### Problem requirements
Compile every line that includes the word "this".

(Stored entries)
☆ ☆ ☆

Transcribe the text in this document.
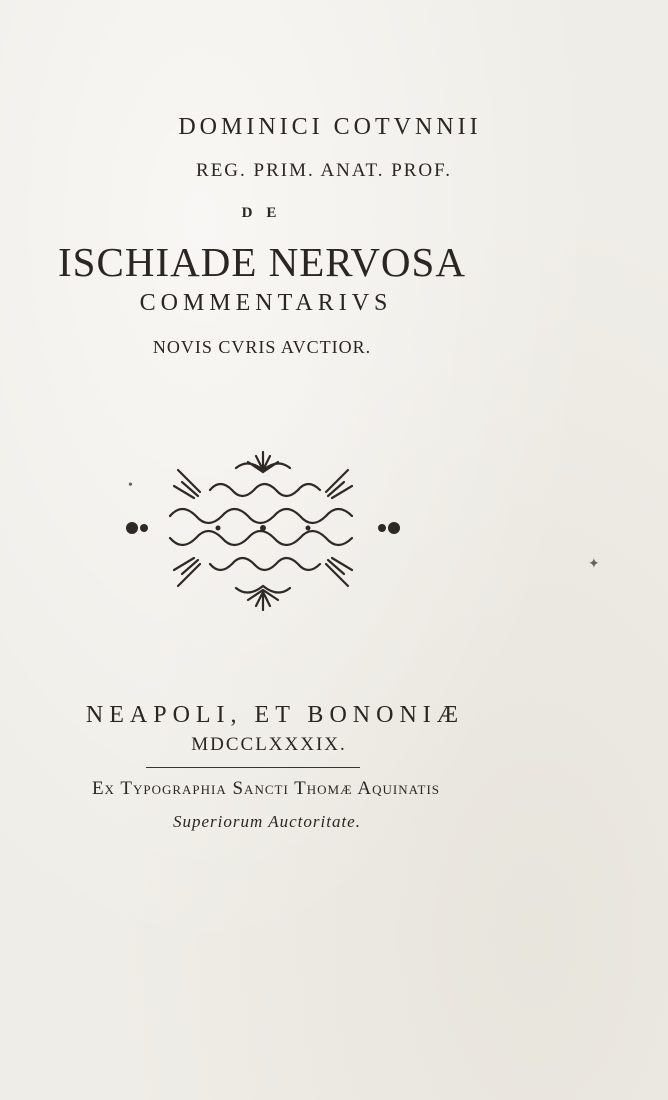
DOMINICI COTVNNII
REG. PRIM. ANAT. PROF.
DE
ISCHIADE NERVOSA
COMMENTARIVS
NOVIS CVRIS AVCTIOR.
NEAPOLI, ET BONONIÆ
MDCCLXXXIX.
Ex Typographia Sancti Thomæ Aquinatis
Superiorum Auctoritate.
•
✦
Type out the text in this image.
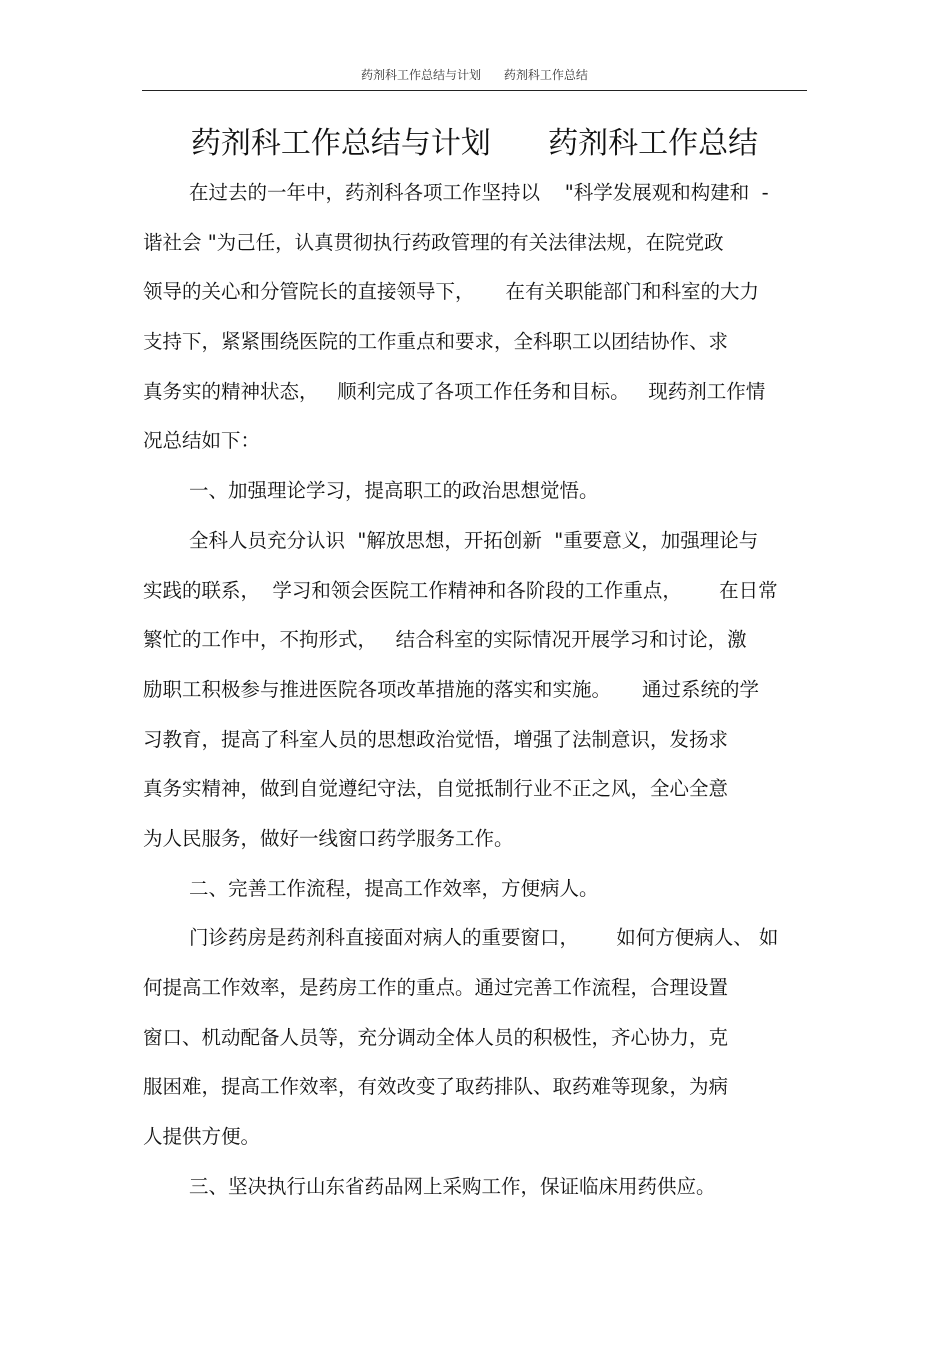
药剂科工作总结与计划      药剂科工作总结
药剂科工作总结与计划      药剂科工作总结
在过去的一年中，药剂科各项工作坚持以    "科学发展观和构建和  -
谐社会 "为己任，认真贯彻执行药政管理的有关法律法规，在院党政
领导的关心和分管院长的直接领导下，     在有关职能部门和科室的大力
支持下，紧紧围绕医院的工作重点和要求，全科职工以团结协作、求
真务实的精神状态，   顺利完成了各项工作任务和目标。   现药剂工作情
况总结如下：
一、加强理论学习，提高职工的政治思想觉悟。
全科人员充分认识  "解放思想，开拓创新  "重要意义，加强理论与
实践的联系，  学习和领会医院工作精神和各阶段的工作重点，      在日常
繁忙的工作中，不拘形式，   结合科室的实际情况开展学习和讨论，激
励职工积极参与推进医院各项改革措施的落实和实施。     通过系统的学
习教育，提高了科室人员的思想政治觉悟，增强了法制意识，发扬求
真务实精神，做到自觉遵纪守法，自觉抵制行业不正之风，全心全意
为人民服务，做好一线窗口药学服务工作。
二、完善工作流程，提高工作效率，方便病人。
门诊药房是药剂科直接面对病人的重要窗口，      如何方便病人、 如
何提高工作效率，是药房工作的重点。通过完善工作流程，合理设置
窗口、机动配备人员等，充分调动全体人员的积极性，齐心协力，克
服困难，提高工作效率，有效改变了取药排队、取药难等现象，为病
人提供方便。
三、坚决执行山东省药品网上采购工作，保证临床用药供应。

☆ ☆ ☆

### Completed exercise
Transcribe the text in this document.
Type out the text in this image.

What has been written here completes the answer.